[Start of ITEMS]

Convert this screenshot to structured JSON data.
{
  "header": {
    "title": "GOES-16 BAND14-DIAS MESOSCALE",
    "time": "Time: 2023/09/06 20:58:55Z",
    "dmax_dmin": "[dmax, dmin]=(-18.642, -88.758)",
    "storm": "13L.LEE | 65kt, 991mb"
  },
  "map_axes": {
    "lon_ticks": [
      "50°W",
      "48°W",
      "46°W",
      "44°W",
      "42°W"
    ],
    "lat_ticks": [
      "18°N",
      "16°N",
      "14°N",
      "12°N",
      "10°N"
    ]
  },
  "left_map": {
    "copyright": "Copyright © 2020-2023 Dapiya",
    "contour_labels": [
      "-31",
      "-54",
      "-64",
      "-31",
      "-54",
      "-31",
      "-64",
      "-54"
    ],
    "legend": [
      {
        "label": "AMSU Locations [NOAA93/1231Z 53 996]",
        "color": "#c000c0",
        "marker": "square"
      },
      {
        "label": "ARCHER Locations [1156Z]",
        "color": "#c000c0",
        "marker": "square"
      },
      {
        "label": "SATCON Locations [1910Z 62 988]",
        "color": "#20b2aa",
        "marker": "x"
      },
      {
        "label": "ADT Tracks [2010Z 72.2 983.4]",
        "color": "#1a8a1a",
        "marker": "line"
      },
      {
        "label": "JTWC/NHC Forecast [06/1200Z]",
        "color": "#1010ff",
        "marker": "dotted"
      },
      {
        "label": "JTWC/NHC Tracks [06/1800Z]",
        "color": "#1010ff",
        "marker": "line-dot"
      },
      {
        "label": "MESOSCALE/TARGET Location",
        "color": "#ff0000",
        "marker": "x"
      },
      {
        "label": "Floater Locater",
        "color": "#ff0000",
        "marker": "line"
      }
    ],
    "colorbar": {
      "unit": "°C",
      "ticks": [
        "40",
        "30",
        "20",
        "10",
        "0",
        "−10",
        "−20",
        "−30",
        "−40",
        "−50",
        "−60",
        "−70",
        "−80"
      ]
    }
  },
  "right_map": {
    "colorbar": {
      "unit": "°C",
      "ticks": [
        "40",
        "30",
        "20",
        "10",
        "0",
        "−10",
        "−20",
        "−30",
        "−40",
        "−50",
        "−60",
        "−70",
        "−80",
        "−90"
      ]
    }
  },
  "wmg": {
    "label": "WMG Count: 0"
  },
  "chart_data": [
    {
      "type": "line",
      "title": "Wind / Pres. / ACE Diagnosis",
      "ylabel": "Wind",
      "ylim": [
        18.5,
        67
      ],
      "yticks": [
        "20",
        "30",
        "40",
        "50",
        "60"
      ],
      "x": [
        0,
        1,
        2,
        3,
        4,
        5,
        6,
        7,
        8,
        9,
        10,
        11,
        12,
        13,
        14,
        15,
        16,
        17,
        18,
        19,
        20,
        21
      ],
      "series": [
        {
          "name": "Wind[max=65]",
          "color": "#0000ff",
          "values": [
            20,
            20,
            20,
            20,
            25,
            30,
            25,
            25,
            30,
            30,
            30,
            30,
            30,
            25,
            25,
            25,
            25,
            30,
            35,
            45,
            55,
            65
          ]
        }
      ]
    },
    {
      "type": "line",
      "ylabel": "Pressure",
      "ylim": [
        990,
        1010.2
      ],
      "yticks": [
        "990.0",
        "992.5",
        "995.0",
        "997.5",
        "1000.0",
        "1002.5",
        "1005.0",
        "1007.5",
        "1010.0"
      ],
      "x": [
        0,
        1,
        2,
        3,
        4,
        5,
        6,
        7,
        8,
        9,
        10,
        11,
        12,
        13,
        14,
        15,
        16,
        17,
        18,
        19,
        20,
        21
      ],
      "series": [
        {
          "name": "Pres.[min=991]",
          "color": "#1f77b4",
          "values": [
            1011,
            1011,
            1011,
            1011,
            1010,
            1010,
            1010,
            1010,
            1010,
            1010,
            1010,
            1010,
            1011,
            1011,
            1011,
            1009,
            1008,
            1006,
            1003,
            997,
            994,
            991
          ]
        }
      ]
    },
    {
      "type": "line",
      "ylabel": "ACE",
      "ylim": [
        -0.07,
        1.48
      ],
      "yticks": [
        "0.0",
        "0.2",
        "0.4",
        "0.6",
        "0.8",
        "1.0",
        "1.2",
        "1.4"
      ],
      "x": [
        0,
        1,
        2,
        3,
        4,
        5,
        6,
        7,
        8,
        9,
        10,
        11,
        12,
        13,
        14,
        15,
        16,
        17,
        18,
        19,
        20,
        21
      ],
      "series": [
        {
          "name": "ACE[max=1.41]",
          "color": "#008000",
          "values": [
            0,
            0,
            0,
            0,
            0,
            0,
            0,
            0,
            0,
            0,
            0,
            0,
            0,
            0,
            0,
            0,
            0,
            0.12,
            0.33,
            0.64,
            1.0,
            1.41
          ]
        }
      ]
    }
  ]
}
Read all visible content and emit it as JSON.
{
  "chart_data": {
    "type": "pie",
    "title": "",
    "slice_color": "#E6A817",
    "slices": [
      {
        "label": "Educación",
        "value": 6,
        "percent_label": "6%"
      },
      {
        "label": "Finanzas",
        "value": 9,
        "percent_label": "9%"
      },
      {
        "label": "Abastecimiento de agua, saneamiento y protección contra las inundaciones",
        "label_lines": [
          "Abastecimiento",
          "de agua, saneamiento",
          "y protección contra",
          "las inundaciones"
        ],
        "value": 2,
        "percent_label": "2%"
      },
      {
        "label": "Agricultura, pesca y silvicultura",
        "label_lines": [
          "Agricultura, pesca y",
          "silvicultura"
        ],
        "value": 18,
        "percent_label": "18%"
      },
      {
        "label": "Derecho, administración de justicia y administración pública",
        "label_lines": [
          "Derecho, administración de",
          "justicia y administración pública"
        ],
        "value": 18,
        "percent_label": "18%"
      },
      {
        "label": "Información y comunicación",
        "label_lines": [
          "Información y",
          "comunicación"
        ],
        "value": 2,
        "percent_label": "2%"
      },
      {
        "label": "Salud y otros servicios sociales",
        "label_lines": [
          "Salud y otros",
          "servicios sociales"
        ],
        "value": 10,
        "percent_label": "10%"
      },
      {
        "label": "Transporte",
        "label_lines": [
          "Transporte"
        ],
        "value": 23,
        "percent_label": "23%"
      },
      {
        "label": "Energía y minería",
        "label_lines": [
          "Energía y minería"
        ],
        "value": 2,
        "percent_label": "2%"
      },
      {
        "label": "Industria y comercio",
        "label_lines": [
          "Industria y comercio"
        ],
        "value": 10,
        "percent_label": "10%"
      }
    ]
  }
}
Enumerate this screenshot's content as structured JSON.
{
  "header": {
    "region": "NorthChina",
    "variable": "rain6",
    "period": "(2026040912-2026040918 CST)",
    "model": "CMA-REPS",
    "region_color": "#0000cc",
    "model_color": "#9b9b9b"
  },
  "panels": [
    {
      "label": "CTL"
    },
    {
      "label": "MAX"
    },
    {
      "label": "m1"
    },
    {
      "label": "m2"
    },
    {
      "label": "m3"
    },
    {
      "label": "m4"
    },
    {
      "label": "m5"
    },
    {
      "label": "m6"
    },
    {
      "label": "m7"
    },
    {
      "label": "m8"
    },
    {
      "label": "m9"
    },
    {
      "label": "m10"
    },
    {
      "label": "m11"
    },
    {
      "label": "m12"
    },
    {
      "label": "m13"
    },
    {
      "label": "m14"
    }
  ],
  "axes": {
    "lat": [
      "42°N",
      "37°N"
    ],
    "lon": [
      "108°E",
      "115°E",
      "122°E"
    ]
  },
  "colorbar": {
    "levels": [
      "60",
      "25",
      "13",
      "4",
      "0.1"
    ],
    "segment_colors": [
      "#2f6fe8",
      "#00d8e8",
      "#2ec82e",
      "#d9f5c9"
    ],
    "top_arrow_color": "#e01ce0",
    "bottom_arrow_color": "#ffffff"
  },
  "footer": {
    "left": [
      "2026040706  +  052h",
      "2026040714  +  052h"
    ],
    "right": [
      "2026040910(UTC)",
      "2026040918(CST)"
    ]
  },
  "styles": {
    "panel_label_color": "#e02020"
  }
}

[End of ITEMS]

YOUR OBJECTIVE
Starting with the line that contains "Enumerate this screenshot's", repeat each line through the last one exactly as it appears. Include both ends and nothing more.

RESULT FOR THIS TASK
Enumerate this screenshot's content as structured JSON.
{
  "header": {
    "region": "NorthChina",
    "variable": "rain6",
    "period": "(2026040912-2026040918 CST)",
    "model": "CMA-REPS",
    "region_color": "#0000cc",
    "model_color": "#9b9b9b"
  },
  "panels": [
    {
      "label": "CTL"
    },
    {
      "label": "MAX"
    },
    {
      "label": "m1"
    },
    {
      "label": "m2"
    },
    {
      "label": "m3"
    },
    {
      "label": "m4"
    },
    {
      "label": "m5"
    },
    {
      "label": "m6"
    },
    {
      "label": "m7"
    },
    {
      "label": "m8"
    },
    {
      "label": "m9"
    },
    {
      "label": "m10"
    },
    {
      "label": "m11"
    },
    {
      "label": "m12"
    },
    {
      "label": "m13"
    },
    {
      "label": "m14"
    }
  ],
  "axes": {
    "lat": [
      "42°N",
      "37°N"
    ],
    "lon": [
      "108°E",
      "115°E",
      "122°E"
    ]
  },
  "colorbar": {
    "levels": [
      "60",
      "25",
      "13",
      "4",
      "0.1"
    ],
    "segment_colors": [
      "#2f6fe8",
      "#00d8e8",
      "#2ec82e",
      "#d9f5c9"
    ],
    "top_arrow_color": "#e01ce0",
    "bottom_arrow_color": "#ffffff"
  },
  "footer": {
    "left": [
      "2026040706  +  052h",
      "2026040714  +  052h"
    ],
    "right": [
      "2026040910(UTC)",
      "2026040918(CST)"
    ]
  },
  "styles": {
    "panel_label_color": "#e02020"
  }
}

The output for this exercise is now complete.